▶ **YOUR OBJECTIVE**
Return all lines that include the string "name".

(Extracted records)
'''

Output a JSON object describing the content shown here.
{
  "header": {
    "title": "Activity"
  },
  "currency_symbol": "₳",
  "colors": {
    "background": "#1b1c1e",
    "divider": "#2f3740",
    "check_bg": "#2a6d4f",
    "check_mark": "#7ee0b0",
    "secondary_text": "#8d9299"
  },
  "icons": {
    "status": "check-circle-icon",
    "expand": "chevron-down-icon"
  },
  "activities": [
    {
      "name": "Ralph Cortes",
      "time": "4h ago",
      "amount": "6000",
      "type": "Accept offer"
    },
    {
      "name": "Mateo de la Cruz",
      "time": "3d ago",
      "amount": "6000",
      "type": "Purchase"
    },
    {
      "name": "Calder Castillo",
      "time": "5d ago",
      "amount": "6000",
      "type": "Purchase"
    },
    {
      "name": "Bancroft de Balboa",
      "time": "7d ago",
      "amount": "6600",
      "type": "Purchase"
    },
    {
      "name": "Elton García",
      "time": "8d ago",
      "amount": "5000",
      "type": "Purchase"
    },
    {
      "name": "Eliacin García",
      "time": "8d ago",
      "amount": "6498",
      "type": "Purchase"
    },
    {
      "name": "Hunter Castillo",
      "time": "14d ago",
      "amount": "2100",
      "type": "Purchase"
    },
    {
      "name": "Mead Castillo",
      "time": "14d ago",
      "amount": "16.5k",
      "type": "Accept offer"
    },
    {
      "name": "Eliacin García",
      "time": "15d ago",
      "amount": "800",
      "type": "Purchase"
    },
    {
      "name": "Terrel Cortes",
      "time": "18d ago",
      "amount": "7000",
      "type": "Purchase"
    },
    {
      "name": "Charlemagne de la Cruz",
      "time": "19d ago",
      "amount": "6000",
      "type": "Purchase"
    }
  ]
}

'''

▶ **EXERCISE RESPONSE**
      "name": "Ralph Cortes",
      "name": "Mateo de la Cruz",
      "name": "Calder Castillo",
      "name": "Bancroft de Balboa",
      "name": "Elton García",
      "name": "Eliacin García",
      "name": "Hunter Castillo",
      "name": "Mead Castillo",
      "name": "Eliacin García",
      "name": "Terrel Cortes",
      "name": "Charlemagne de la Cruz",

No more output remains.